§ Problem details
Take each line that has the word "的活动性最小" and return it.
** Start of Available data **
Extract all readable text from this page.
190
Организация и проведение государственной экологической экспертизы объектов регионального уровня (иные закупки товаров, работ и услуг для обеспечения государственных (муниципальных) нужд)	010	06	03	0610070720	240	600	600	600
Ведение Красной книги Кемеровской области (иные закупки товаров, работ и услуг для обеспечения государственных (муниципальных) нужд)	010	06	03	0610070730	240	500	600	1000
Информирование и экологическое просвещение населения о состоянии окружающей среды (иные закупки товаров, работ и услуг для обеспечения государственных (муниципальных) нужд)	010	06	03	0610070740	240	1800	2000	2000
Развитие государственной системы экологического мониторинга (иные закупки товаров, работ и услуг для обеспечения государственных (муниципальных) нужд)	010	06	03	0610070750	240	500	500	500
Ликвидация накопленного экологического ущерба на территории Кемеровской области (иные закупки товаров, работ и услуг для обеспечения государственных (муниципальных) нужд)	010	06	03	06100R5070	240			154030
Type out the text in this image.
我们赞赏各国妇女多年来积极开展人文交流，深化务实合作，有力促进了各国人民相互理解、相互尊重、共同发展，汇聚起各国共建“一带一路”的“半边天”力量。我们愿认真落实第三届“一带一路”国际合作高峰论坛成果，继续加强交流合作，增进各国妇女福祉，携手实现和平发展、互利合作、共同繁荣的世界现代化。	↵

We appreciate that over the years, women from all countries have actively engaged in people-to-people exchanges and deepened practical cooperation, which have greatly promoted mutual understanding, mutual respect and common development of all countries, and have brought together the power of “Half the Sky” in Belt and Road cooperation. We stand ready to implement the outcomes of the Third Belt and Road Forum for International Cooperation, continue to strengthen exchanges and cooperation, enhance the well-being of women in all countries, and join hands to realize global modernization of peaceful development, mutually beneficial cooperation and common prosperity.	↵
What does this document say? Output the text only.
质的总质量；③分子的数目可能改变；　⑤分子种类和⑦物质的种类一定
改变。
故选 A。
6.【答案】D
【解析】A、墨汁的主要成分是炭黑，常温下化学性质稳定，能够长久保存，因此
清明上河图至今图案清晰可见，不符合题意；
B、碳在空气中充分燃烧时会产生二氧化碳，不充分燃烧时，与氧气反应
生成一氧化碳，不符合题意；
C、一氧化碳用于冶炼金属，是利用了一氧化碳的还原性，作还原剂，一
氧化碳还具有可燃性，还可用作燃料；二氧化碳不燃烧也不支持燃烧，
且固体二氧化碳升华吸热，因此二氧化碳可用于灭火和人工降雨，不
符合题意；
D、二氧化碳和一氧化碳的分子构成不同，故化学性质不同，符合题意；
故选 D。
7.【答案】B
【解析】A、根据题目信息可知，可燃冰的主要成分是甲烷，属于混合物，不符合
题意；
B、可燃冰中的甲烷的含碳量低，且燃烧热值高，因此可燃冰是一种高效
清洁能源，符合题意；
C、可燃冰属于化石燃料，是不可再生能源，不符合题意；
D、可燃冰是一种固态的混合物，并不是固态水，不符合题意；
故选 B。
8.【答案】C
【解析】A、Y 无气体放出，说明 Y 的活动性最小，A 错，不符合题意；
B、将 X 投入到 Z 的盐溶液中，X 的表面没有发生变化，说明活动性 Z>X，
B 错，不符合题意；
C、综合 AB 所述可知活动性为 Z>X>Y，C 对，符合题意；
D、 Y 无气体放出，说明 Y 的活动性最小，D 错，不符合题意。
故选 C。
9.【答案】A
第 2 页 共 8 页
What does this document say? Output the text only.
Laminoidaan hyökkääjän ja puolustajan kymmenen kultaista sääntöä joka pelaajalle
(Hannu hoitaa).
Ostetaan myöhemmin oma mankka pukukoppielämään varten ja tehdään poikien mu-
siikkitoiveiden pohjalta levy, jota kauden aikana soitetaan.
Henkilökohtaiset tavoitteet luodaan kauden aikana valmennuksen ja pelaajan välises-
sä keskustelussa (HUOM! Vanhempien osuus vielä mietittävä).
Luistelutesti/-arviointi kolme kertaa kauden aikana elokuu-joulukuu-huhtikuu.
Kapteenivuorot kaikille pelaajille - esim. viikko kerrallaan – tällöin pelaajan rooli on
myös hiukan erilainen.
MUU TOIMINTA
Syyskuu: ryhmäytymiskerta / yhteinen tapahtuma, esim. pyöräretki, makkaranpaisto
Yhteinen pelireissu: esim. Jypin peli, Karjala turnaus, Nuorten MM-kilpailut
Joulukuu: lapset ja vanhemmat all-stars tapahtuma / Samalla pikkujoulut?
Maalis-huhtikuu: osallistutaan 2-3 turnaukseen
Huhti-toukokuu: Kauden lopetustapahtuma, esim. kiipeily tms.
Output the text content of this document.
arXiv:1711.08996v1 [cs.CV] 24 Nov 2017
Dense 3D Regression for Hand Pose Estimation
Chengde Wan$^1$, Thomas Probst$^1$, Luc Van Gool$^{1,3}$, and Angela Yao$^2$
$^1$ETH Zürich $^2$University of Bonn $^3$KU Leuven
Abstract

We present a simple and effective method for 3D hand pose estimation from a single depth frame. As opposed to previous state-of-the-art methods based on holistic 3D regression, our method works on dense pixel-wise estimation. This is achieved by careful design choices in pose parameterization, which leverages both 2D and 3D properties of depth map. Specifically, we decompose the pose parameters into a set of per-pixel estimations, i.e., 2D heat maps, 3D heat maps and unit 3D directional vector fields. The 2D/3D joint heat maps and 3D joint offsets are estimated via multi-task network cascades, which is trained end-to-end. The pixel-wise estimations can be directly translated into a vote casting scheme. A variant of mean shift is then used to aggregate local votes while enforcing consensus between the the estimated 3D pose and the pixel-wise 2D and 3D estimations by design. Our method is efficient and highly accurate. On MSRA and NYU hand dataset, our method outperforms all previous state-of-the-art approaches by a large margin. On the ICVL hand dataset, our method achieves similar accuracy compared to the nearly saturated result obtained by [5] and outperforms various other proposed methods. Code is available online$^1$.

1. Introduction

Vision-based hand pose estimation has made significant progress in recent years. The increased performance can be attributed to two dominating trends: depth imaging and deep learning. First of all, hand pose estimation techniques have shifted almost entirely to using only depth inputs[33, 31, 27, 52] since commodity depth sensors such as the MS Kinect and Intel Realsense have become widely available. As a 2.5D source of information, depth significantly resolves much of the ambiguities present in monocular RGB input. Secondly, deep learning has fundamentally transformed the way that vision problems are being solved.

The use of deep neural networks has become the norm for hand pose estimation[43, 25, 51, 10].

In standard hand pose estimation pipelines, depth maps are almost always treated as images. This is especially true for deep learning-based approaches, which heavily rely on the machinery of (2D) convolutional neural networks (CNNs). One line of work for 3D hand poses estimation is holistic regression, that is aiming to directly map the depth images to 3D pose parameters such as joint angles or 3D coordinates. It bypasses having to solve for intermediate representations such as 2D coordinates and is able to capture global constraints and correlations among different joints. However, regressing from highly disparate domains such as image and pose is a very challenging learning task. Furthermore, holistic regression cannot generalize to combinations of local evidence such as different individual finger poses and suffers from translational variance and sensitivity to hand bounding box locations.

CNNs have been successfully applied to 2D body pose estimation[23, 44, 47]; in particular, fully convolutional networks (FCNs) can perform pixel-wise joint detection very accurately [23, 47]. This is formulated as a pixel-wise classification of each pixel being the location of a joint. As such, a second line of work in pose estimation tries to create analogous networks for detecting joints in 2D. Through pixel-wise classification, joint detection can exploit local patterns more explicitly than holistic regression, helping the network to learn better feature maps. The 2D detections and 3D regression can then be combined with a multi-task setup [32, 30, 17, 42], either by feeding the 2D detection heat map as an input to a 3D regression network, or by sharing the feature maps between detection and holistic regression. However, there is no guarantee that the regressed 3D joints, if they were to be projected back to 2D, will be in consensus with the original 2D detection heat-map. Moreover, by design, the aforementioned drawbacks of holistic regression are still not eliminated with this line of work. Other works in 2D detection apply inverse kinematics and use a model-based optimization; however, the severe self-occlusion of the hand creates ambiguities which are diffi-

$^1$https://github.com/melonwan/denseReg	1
** End of Available data **
§ Task solution
【解析】A、Y 无气体放出，说明 Y 的活动性最小，A 错，不符合题意；
D、 Y 无气体放出，说明 Y 的活动性最小，D 错，不符合题意。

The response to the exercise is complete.